* PASSAGE TO READ

--- START ---

Affirmative action is a set of laws, policies, guidelines, and administrative practices "intended to end and correct the effects of a specific form of discrimination". In November 1996, Affirmative Action was abolished through Proposition 209 by California lawmakers.

21st-century 

In the 2010s, California was a net loser of black migration for the first time in three decades. Most exiting California blacks are returning to Texas and the Atlanta metropolitan area. In 2018, there are Black neighborhoods and cities with Black populations surpassing 15% in Southern California like in Compton, South Los Angeles and Inglewood, and in Northern California like Stockton, Oakland, and Vallejo. Oakland has been noted for being a center of Northern California's black population, with it being at least 25% black as of 2020. Many African Americans who settled in California, likewise in Oakland, worked on the railroad in Oakland and East Bay areas in the early-to-mid 1900s.

In 2020, anti-black hate crimes in California has increased. In 2020–2022, the COVID-19 deaths rose for African Americans in California, which had the lowest vaccination rates in the state.

Media 

The first African American newspaper in California is thought to be the Mirror of the Times, published in the mid-1850s.

African American residents of California were first mentioned in 1919 by Black Californian historian Delilah Beasley, and later on Rudolph Lapp, others. More information appeared in journals such as The Journal of Negro history and The Journal of African American History. (3) Other Californian publications about African Americans include the California Eagle, California Voice, and Los Angeles Sentinel.

The largest film festival focused on black filmmaking is the Pan African Film Festival, founded in 1992. Other notable film festivals dedicated to enhancing the careers of Black filmmaking professionals include The San Diego Black Film Festival and the Hollywood Black Film Festival.

Education 

Elizabeth Thorn Scott Flood was an early African American educator in Sacramento starting in 1854, and she later taught in Oakland.

The Phoenixonian Institute of San Jose was the first high school for African American students in the state, it opened in 1861 as a private boarding school and closed in the mid-1870s when the state public schools were no longer segregated. The funding and support for the Phoenixonian Institute initially came from the California State Convention of Colored Citizens and the African American community on the West Coast.

--- END ---

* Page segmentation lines
--- START ---

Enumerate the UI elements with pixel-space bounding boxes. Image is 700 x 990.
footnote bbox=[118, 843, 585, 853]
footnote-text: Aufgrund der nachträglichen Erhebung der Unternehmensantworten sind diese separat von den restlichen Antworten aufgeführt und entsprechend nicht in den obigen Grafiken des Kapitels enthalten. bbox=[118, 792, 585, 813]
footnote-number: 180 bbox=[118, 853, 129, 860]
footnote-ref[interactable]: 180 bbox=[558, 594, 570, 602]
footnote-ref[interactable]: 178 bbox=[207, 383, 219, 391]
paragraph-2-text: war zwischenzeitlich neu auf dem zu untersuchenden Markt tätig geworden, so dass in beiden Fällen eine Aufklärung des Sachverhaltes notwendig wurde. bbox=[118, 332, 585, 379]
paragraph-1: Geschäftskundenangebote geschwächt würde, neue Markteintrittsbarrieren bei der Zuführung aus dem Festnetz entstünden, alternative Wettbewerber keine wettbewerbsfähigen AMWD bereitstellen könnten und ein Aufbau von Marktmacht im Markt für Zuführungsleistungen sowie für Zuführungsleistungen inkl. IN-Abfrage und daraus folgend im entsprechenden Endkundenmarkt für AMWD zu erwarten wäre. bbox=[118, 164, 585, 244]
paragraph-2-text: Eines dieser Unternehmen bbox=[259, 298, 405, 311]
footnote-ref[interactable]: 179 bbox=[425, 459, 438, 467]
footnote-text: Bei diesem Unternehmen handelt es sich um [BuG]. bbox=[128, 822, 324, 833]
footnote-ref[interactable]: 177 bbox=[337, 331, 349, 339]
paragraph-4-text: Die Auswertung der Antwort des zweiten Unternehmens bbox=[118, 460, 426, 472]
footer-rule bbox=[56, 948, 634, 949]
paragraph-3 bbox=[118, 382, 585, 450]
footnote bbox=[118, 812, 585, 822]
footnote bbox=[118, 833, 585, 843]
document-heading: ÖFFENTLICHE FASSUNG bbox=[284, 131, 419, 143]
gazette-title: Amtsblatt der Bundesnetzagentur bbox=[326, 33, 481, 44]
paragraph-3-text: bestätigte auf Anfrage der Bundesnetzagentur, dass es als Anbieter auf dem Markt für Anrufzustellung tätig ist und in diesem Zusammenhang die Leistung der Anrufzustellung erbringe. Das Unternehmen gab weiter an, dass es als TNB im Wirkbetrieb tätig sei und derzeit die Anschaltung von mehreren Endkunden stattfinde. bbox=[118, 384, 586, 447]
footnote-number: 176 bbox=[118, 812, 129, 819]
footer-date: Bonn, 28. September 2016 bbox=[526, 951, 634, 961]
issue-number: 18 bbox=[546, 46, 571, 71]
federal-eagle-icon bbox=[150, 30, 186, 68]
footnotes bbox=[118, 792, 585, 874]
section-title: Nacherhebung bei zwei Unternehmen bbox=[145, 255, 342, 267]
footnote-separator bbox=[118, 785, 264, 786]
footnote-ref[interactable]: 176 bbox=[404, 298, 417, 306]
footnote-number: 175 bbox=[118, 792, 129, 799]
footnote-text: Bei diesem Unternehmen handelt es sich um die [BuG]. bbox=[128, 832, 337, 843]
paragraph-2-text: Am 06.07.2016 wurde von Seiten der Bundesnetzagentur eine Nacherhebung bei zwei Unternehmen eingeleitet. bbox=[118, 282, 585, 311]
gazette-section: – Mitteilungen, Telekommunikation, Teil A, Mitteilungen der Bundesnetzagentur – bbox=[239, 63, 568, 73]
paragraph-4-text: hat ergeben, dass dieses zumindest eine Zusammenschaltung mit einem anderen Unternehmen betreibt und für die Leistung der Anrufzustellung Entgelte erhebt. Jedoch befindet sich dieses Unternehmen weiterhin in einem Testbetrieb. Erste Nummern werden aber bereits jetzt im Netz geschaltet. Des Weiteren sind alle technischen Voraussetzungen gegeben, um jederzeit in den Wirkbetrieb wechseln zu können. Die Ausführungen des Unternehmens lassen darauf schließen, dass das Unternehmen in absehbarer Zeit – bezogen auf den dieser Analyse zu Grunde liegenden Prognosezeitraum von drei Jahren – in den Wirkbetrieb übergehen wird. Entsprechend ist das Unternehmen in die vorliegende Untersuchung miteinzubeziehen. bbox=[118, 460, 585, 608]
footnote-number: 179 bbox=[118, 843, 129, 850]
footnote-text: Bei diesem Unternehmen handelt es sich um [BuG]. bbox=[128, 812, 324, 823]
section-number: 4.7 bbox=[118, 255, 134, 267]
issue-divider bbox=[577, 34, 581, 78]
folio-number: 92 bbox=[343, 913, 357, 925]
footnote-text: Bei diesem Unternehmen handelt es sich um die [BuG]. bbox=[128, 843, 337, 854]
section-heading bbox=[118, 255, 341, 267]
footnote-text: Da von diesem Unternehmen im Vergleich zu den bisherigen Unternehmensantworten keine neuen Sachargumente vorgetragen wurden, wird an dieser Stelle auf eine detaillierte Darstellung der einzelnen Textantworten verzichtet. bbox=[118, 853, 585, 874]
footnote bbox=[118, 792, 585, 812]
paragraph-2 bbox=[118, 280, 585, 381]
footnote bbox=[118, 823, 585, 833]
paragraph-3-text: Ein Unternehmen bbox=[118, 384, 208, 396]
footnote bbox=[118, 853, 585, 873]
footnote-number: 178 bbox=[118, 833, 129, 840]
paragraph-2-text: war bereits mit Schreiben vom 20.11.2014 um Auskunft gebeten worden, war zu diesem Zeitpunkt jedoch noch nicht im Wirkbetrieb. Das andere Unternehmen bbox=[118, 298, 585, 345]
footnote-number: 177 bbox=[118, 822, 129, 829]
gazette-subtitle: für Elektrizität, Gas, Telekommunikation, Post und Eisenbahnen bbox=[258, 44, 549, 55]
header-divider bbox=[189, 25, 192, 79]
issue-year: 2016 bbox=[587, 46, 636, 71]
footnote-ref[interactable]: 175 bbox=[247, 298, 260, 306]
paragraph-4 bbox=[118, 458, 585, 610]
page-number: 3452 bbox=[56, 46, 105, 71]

--- END ---

* SET OF TASKS
1. From the passage about Black Californians, return the part from "The largest film" to "the West Coast.".
2. In the passage about Black Californians, which school was the first high school for African American students in the state?
3. Write what comes next in the passage about Black Californians, picking up after its final sentence.

* EXPECTED OUTPUTS
1.
The largest film festival focused on black filmmaking is the Pan African Film Festival, founded in 1992. Other notable film festivals dedicated to enhancing the careers of Black filmmaking professionals include The San Diego Black Film Festival and the Hollywood Black Film Festival.

Education 

Elizabeth Thorn Scott Flood was an early African American educator in Sacramento starting in 1854, and she later taught in Oakland.

The Phoenixonian Institute of San Jose was the first high school for African American students in the state, it opened in 1861 as a private boarding school and closed in the mid-1870s when the state public schools were no longer segregated. The funding and support for the Phoenixonian Institute initially came from the California State Convention of Colored Citizens and the African American community on the West Coast.

2. The Phoenixonian Institute of San Jose.

3.
In 1874, the California Supreme Court established the notion of "separate but equal" schools in Ward v. Flood. African American students in lower education increased from 24 pupils in 1870, to 183 pupils by the late 19th-century; and they ranked the highest performing students in literacy subjects in 1900. 

The first university Black studies department in the United States was created at San Francisco State University, following the Third World Liberation Front strikes of 1968.

In 1994, California's African American students made up about seven percent of higher education, compared to nine percent in the country.

Health 
Blacks in California have the highest death rate. Black Californians have the highest death rates from breast, cervical, colorectal, lung, and prostate cancer. In 2022, Blacks in California have died at a higher rate than other ethnic groups in from COVID-19 and had the lowest COVID-19 vaccination rates.

Politics 
82% of African Americans in California voted for Joe Biden in a exit poll in 2020. 82% of African American voters are registered as Democrats. 88% of African Americans in California voted for Hillary Clinton in 2016.

Kamala Harris is the first African American female Vice President, and she was born and raised in California.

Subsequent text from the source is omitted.